* WHAT NEEDS TO BE DONE *
Copy out the records in full, word for word, without pictures.
---------- INPUT RECORDS
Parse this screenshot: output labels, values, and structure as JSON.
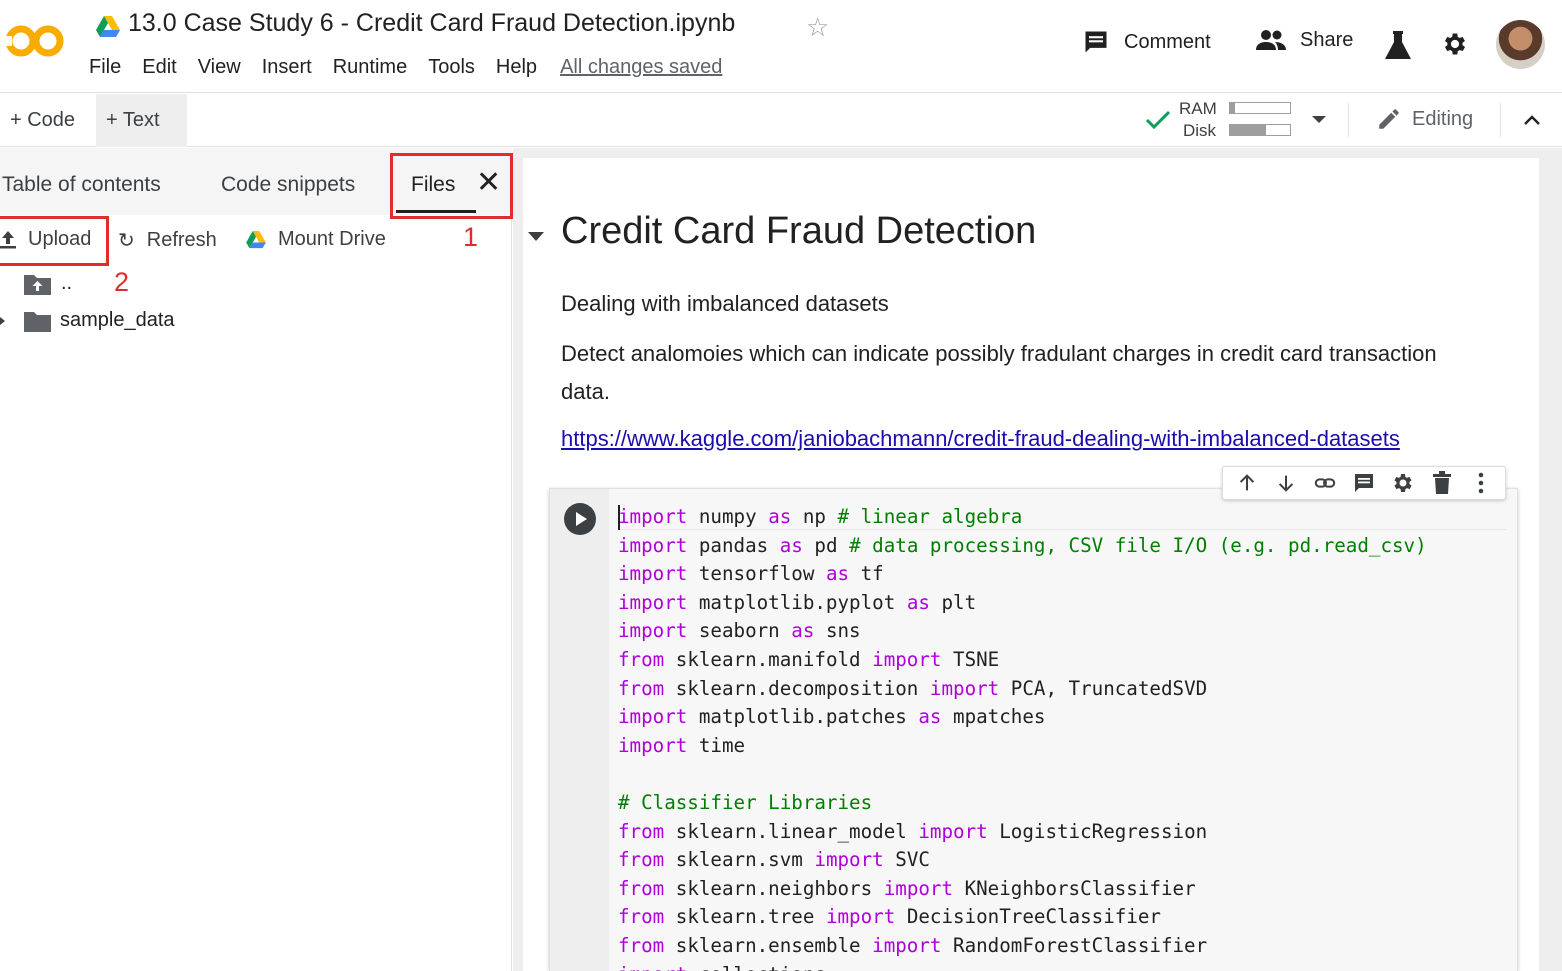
{
  "header": {
    "notebook_title": "13.0 Case Study 6 - Credit Card Fraud Detection.ipynb",
    "menu": [
      "File",
      "Edit",
      "View",
      "Insert",
      "Runtime",
      "Tools",
      "Help"
    ],
    "save_status": "All changes saved",
    "comment_label": "Comment",
    "share_label": "Share"
  },
  "toolbar": {
    "code_label": "+ Code",
    "text_label": "+ Text",
    "ram_label": "RAM",
    "disk_label": "Disk",
    "ram_usage": 0.08,
    "disk_usage": 0.6,
    "editing_label": "Editing"
  },
  "sidebar": {
    "tabs": [
      "Table of contents",
      "Code snippets",
      "Files"
    ],
    "active_tab": "Files",
    "annotation_1": "1",
    "annotation_2": "2",
    "actions": {
      "upload": "Upload",
      "refresh": "Refresh",
      "mount": "Mount Drive"
    },
    "files": [
      {
        "name": "..",
        "type": "parent-folder"
      },
      {
        "name": "sample_data",
        "type": "folder"
      }
    ]
  },
  "notebook": {
    "heading": "Credit Card Fraud Detection",
    "paragraph1": "Dealing with imbalanced datasets",
    "paragraph2": "Detect analomoies which can indicate possibly fradulant charges in credit card transaction data.",
    "link": "https://www.kaggle.com/janiobachmann/credit-fraud-dealing-with-imbalanced-datasets",
    "code_lines": [
      [
        [
          "kw",
          "import"
        ],
        [
          "t",
          " numpy "
        ],
        [
          "kw",
          "as"
        ],
        [
          "t",
          " np "
        ],
        [
          "cm",
          "# linear algebra"
        ]
      ],
      [
        [
          "kw",
          "import"
        ],
        [
          "t",
          " pandas "
        ],
        [
          "kw",
          "as"
        ],
        [
          "t",
          " pd "
        ],
        [
          "cm",
          "# data processing, CSV file I/O (e.g. pd.read_csv)"
        ]
      ],
      [
        [
          "kw",
          "import"
        ],
        [
          "t",
          " tensorflow "
        ],
        [
          "kw",
          "as"
        ],
        [
          "t",
          " tf"
        ]
      ],
      [
        [
          "kw",
          "import"
        ],
        [
          "t",
          " matplotlib.pyplot "
        ],
        [
          "kw",
          "as"
        ],
        [
          "t",
          " plt"
        ]
      ],
      [
        [
          "kw",
          "import"
        ],
        [
          "t",
          " seaborn "
        ],
        [
          "kw",
          "as"
        ],
        [
          "t",
          " sns"
        ]
      ],
      [
        [
          "kw",
          "from"
        ],
        [
          "t",
          " sklearn.manifold "
        ],
        [
          "kw",
          "import"
        ],
        [
          "t",
          " TSNE"
        ]
      ],
      [
        [
          "kw",
          "from"
        ],
        [
          "t",
          " sklearn.decomposition "
        ],
        [
          "kw",
          "import"
        ],
        [
          "t",
          " PCA, TruncatedSVD"
        ]
      ],
      [
        [
          "kw",
          "import"
        ],
        [
          "t",
          " matplotlib.patches "
        ],
        [
          "kw",
          "as"
        ],
        [
          "t",
          " mpatches"
        ]
      ],
      [
        [
          "kw",
          "import"
        ],
        [
          "t",
          " time"
        ]
      ],
      [
        [
          "t",
          ""
        ]
      ],
      [
        [
          "cm",
          "# Classifier Libraries"
        ]
      ],
      [
        [
          "kw",
          "from"
        ],
        [
          "t",
          " sklearn.linear_model "
        ],
        [
          "kw",
          "import"
        ],
        [
          "t",
          " LogisticRegression"
        ]
      ],
      [
        [
          "kw",
          "from"
        ],
        [
          "t",
          " sklearn.svm "
        ],
        [
          "kw",
          "import"
        ],
        [
          "t",
          " SVC"
        ]
      ],
      [
        [
          "kw",
          "from"
        ],
        [
          "t",
          " sklearn.neighbors "
        ],
        [
          "kw",
          "import"
        ],
        [
          "t",
          " KNeighborsClassifier"
        ]
      ],
      [
        [
          "kw",
          "from"
        ],
        [
          "t",
          " sklearn.tree "
        ],
        [
          "kw",
          "import"
        ],
        [
          "t",
          " DecisionTreeClassifier"
        ]
      ],
      [
        [
          "kw",
          "from"
        ],
        [
          "t",
          " sklearn.ensemble "
        ],
        [
          "kw",
          "import"
        ],
        [
          "t",
          " RandomForestClassifier"
        ]
      ],
      [
        [
          "kw",
          "import"
        ],
        [
          "t",
          " collections"
        ]
      ]
    ]
  },
  "colors": {
    "keyword": "#af00db",
    "comment": "#008000",
    "annotation_red": "#e02c2c",
    "link": "#1a0dab",
    "logo_orange": "#f9ab00"
  }
}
--------------------
* ANSWER *
Parse this screenshot: output labels, values, and structure as JSON.
{
  "header": {
    "notebook_title": "13.0 Case Study 6 - Credit Card Fraud Detection.ipynb",
    "menu": [
      "File",
      "Edit",
      "View",
      "Insert",
      "Runtime",
      "Tools",
      "Help"
    ],
    "save_status": "All changes saved",
    "comment_label": "Comment",
    "share_label": "Share"
  },
  "toolbar": {
    "code_label": "+ Code",
    "text_label": "+ Text",
    "ram_label": "RAM",
    "disk_label": "Disk",
    "ram_usage": 0.08,
    "disk_usage": 0.6,
    "editing_label": "Editing"
  },
  "sidebar": {
    "tabs": [
      "Table of contents",
      "Code snippets",
      "Files"
    ],
    "active_tab": "Files",
    "annotation_1": "1",
    "annotation_2": "2",
    "actions": {
      "upload": "Upload",
      "refresh": "Refresh",
      "mount": "Mount Drive"
    },
    "files": [
      {
        "name": "..",
        "type": "parent-folder"
      },
      {
        "name": "sample_data",
        "type": "folder"
      }
    ]
  },
  "notebook": {
    "heading": "Credit Card Fraud Detection",
    "paragraph1": "Dealing with imbalanced datasets",
    "paragraph2": "Detect analomoies which can indicate possibly fradulant charges in credit card transaction data.",
    "link": "https://www.kaggle.com/janiobachmann/credit-fraud-dealing-with-imbalanced-datasets",
    "code_lines": [
      [
        [
          "kw",
          "import"
        ],
        [
          "t",
          " numpy "
        ],
        [
          "kw",
          "as"
        ],
        [
          "t",
          " np "
        ],
        [
          "cm",
          "# linear algebra"
        ]
      ],
      [
        [
          "kw",
          "import"
        ],
        [
          "t",
          " pandas "
        ],
        [
          "kw",
          "as"
        ],
        [
          "t",
          " pd "
        ],
        [
          "cm",
          "# data processing, CSV file I/O (e.g. pd.read_csv)"
        ]
      ],
      [
        [
          "kw",
          "import"
        ],
        [
          "t",
          " tensorflow "
        ],
        [
          "kw",
          "as"
        ],
        [
          "t",
          " tf"
        ]
      ],
      [
        [
          "kw",
          "import"
        ],
        [
          "t",
          " matplotlib.pyplot "
        ],
        [
          "kw",
          "as"
        ],
        [
          "t",
          " plt"
        ]
      ],
      [
        [
          "kw",
          "import"
        ],
        [
          "t",
          " seaborn "
        ],
        [
          "kw",
          "as"
        ],
        [
          "t",
          " sns"
        ]
      ],
      [
        [
          "kw",
          "from"
        ],
        [
          "t",
          " sklearn.manifold "
        ],
        [
          "kw",
          "import"
        ],
        [
          "t",
          " TSNE"
        ]
      ],
      [
        [
          "kw",
          "from"
        ],
        [
          "t",
          " sklearn.decomposition "
        ],
        [
          "kw",
          "import"
        ],
        [
          "t",
          " PCA, TruncatedSVD"
        ]
      ],
      [
        [
          "kw",
          "import"
        ],
        [
          "t",
          " matplotlib.patches "
        ],
        [
          "kw",
          "as"
        ],
        [
          "t",
          " mpatches"
        ]
      ],
      [
        [
          "kw",
          "import"
        ],
        [
          "t",
          " time"
        ]
      ],
      [
        [
          "t",
          ""
        ]
      ],
      [
        [
          "cm",
          "# Classifier Libraries"
        ]
      ],
      [
        [
          "kw",
          "from"
        ],
        [
          "t",
          " sklearn.linear_model "
        ],
        [
          "kw",
          "import"
        ],
        [
          "t",
          " LogisticRegression"
        ]
      ],
      [
        [
          "kw",
          "from"
        ],
        [
          "t",
          " sklearn.svm "
        ],
        [
          "kw",
          "import"
        ],
        [
          "t",
          " SVC"
        ]
      ],
      [
        [
          "kw",
          "from"
        ],
        [
          "t",
          " sklearn.neighbors "
        ],
        [
          "kw",
          "import"
        ],
        [
          "t",
          " KNeighborsClassifier"
        ]
      ],
      [
        [
          "kw",
          "from"
        ],
        [
          "t",
          " sklearn.tree "
        ],
        [
          "kw",
          "import"
        ],
        [
          "t",
          " DecisionTreeClassifier"
        ]
      ],
      [
        [
          "kw",
          "from"
        ],
        [
          "t",
          " sklearn.ensemble "
        ],
        [
          "kw",
          "import"
        ],
        [
          "t",
          " RandomForestClassifier"
        ]
      ],
      [
        [
          "kw",
          "import"
        ],
        [
          "t",
          " collections"
        ]
      ]
    ]
  },
  "colors": {
    "keyword": "#af00db",
    "comment": "#008000",
    "annotation_red": "#e02c2c",
    "link": "#1a0dab",
    "logo_orange": "#f9ab00"
  }
}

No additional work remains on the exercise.